# BRIEF
Reproduce every one of the following lines without changing anything.
[BEGIN RECORD EXTRACTS]
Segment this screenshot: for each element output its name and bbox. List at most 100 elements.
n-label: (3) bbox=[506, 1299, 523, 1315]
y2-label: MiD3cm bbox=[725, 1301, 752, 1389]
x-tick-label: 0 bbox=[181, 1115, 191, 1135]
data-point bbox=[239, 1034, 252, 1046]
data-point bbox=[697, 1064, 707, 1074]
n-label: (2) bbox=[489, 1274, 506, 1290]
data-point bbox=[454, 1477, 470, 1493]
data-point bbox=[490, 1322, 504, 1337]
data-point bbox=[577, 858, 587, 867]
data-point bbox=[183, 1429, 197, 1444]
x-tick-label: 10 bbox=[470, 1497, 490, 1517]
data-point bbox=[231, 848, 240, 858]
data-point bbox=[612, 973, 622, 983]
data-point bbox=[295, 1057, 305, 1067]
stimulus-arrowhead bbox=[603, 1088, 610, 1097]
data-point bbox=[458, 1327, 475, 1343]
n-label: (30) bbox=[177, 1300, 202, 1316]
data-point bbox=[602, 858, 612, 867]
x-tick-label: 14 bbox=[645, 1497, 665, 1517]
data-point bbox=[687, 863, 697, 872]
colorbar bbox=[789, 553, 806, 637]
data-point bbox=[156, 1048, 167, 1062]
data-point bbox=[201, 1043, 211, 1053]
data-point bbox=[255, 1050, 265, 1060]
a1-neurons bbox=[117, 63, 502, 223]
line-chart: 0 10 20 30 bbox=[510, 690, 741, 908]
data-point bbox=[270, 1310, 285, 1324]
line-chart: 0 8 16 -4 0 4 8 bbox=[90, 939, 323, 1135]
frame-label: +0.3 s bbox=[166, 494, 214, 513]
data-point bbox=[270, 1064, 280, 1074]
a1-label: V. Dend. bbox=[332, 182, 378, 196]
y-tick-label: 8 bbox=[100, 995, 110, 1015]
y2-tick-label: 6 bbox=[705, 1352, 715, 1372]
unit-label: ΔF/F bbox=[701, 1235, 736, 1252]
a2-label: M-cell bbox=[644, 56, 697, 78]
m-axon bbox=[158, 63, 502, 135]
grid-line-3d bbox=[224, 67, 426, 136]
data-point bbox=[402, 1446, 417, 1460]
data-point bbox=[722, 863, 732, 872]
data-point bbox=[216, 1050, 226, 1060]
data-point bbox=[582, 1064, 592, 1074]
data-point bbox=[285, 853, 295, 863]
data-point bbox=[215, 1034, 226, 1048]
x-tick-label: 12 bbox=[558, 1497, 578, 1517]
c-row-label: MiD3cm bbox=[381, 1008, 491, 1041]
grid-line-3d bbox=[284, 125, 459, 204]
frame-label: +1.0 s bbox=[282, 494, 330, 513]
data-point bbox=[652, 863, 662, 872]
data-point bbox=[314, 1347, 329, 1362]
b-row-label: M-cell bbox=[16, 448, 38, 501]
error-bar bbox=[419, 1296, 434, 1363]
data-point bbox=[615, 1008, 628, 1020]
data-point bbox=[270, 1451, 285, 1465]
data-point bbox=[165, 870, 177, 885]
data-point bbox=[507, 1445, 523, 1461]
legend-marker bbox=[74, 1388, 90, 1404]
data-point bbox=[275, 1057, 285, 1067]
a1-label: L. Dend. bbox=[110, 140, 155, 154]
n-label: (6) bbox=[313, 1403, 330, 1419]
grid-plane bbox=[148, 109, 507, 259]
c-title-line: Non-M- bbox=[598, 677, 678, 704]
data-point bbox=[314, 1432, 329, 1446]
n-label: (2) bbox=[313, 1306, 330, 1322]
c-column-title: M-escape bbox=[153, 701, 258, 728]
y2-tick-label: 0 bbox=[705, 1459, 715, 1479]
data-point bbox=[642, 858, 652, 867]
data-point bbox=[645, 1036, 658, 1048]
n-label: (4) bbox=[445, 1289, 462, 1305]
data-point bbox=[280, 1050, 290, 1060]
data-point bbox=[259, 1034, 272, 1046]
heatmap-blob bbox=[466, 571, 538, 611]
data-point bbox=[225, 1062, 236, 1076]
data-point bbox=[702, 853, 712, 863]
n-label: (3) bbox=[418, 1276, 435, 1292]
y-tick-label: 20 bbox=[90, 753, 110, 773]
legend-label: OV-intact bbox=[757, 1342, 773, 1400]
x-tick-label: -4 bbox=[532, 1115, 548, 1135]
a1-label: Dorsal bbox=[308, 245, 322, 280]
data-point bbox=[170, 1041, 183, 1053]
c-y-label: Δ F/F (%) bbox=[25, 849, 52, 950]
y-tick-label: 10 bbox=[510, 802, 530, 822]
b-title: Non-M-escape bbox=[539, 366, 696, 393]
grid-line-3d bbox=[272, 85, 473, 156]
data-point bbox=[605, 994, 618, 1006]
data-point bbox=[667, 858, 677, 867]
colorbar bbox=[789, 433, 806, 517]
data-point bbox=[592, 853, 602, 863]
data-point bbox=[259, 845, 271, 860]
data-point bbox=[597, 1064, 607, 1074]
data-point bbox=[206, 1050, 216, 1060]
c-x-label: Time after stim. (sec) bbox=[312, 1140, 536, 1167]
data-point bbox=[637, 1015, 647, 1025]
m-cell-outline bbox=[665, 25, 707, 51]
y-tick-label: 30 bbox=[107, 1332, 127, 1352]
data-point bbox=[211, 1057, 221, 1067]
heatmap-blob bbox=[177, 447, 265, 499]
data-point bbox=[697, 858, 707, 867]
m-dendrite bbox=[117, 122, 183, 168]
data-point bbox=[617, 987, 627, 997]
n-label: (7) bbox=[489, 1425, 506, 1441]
[END RECORD EXTRACTS]
# EXERCISE RESPONSE
Segment this screenshot: for each element output its name and bbox. List at most 100 elements.
n-label: (3) bbox=[506, 1299, 523, 1315]
y2-label: MiD3cm bbox=[725, 1301, 752, 1389]
x-tick-label: 0 bbox=[181, 1115, 191, 1135]
data-point bbox=[239, 1034, 252, 1046]
data-point bbox=[697, 1064, 707, 1074]
n-label: (2) bbox=[489, 1274, 506, 1290]
data-point bbox=[454, 1477, 470, 1493]
data-point bbox=[490, 1322, 504, 1337]
data-point bbox=[577, 858, 587, 867]
data-point bbox=[183, 1429, 197, 1444]
x-tick-label: 10 bbox=[470, 1497, 490, 1517]
data-point bbox=[231, 848, 240, 858]
data-point bbox=[612, 973, 622, 983]
data-point bbox=[295, 1057, 305, 1067]
stimulus-arrowhead bbox=[603, 1088, 610, 1097]
data-point bbox=[458, 1327, 475, 1343]
n-label: (30) bbox=[177, 1300, 202, 1316]
data-point bbox=[602, 858, 612, 867]
x-tick-label: 14 bbox=[645, 1497, 665, 1517]
data-point bbox=[687, 863, 697, 872]
colorbar bbox=[789, 553, 806, 637]
data-point bbox=[156, 1048, 167, 1062]
data-point bbox=[201, 1043, 211, 1053]
data-point bbox=[255, 1050, 265, 1060]
a1-neurons bbox=[117, 63, 502, 223]
line-chart: 0 10 20 30 bbox=[510, 690, 741, 908]
data-point bbox=[270, 1310, 285, 1324]
line-chart: 0 8 16 -4 0 4 8 bbox=[90, 939, 323, 1135]
frame-label: +0.3 s bbox=[166, 494, 214, 513]
data-point bbox=[270, 1064, 280, 1074]
a1-label: V. Dend. bbox=[332, 182, 378, 196]
y-tick-label: 8 bbox=[100, 995, 110, 1015]
y2-tick-label: 6 bbox=[705, 1352, 715, 1372]
unit-label: ΔF/F bbox=[701, 1235, 736, 1252]
a2-label: M-cell bbox=[644, 56, 697, 78]
m-axon bbox=[158, 63, 502, 135]
grid-line-3d bbox=[224, 67, 426, 136]
data-point bbox=[402, 1446, 417, 1460]
data-point bbox=[722, 863, 732, 872]
data-point bbox=[216, 1050, 226, 1060]
data-point bbox=[582, 1064, 592, 1074]
data-point bbox=[285, 853, 295, 863]
data-point bbox=[215, 1034, 226, 1048]
x-tick-label: 12 bbox=[558, 1497, 578, 1517]
c-row-label: MiD3cm bbox=[381, 1008, 491, 1041]
grid-line-3d bbox=[284, 125, 459, 204]
frame-label: +1.0 s bbox=[282, 494, 330, 513]
data-point bbox=[652, 863, 662, 872]
data-point bbox=[314, 1347, 329, 1362]
b-row-label: M-cell bbox=[16, 448, 38, 501]
error-bar bbox=[419, 1296, 434, 1363]
data-point bbox=[615, 1008, 628, 1020]
data-point bbox=[270, 1451, 285, 1465]
data-point bbox=[165, 870, 177, 885]
data-point bbox=[507, 1445, 523, 1461]
legend-marker bbox=[74, 1388, 90, 1404]
data-point bbox=[275, 1057, 285, 1067]
a1-label: L. Dend. bbox=[110, 140, 155, 154]
n-label: (6) bbox=[313, 1403, 330, 1419]
grid-plane bbox=[148, 109, 507, 259]
c-title-line: Non-M- bbox=[598, 677, 678, 704]
data-point bbox=[314, 1432, 329, 1446]
n-label: (2) bbox=[313, 1306, 330, 1322]
c-column-title: M-escape bbox=[153, 701, 258, 728]
y2-tick-label: 0 bbox=[705, 1459, 715, 1479]
data-point bbox=[642, 858, 652, 867]
data-point bbox=[645, 1036, 658, 1048]
n-label: (4) bbox=[445, 1289, 462, 1305]
data-point bbox=[280, 1050, 290, 1060]
data-point bbox=[259, 1034, 272, 1046]
heatmap-blob bbox=[466, 571, 538, 611]
data-point bbox=[225, 1062, 236, 1076]
data-point bbox=[702, 853, 712, 863]
n-label: (3) bbox=[418, 1276, 435, 1292]
y-tick-label: 20 bbox=[90, 753, 110, 773]
legend-label: OV-intact bbox=[757, 1342, 773, 1400]
x-tick-label: -4 bbox=[532, 1115, 548, 1135]
a1-label: Dorsal bbox=[308, 245, 322, 280]
data-point bbox=[170, 1041, 183, 1053]
c-y-label: Δ F/F (%) bbox=[25, 849, 52, 950]
y-tick-label: 10 bbox=[510, 802, 530, 822]
b-title: Non-M-escape bbox=[539, 366, 696, 393]
grid-line-3d bbox=[272, 85, 473, 156]
data-point bbox=[605, 994, 618, 1006]
data-point bbox=[667, 858, 677, 867]
colorbar bbox=[789, 433, 806, 517]
data-point bbox=[592, 853, 602, 863]
data-point bbox=[259, 845, 271, 860]
data-point bbox=[597, 1064, 607, 1074]
data-point bbox=[206, 1050, 216, 1060]
c-x-label: Time after stim. (sec) bbox=[312, 1140, 536, 1167]
data-point bbox=[637, 1015, 647, 1025]
m-cell-outline bbox=[665, 25, 707, 51]
y-tick-label: 30 bbox=[107, 1332, 127, 1352]
data-point bbox=[211, 1057, 221, 1067]
heatmap-blob bbox=[177, 447, 265, 499]
data-point bbox=[697, 858, 707, 867]
m-dendrite bbox=[117, 122, 183, 168]
data-point bbox=[617, 987, 627, 997]
n-label: (7) bbox=[489, 1425, 506, 1441]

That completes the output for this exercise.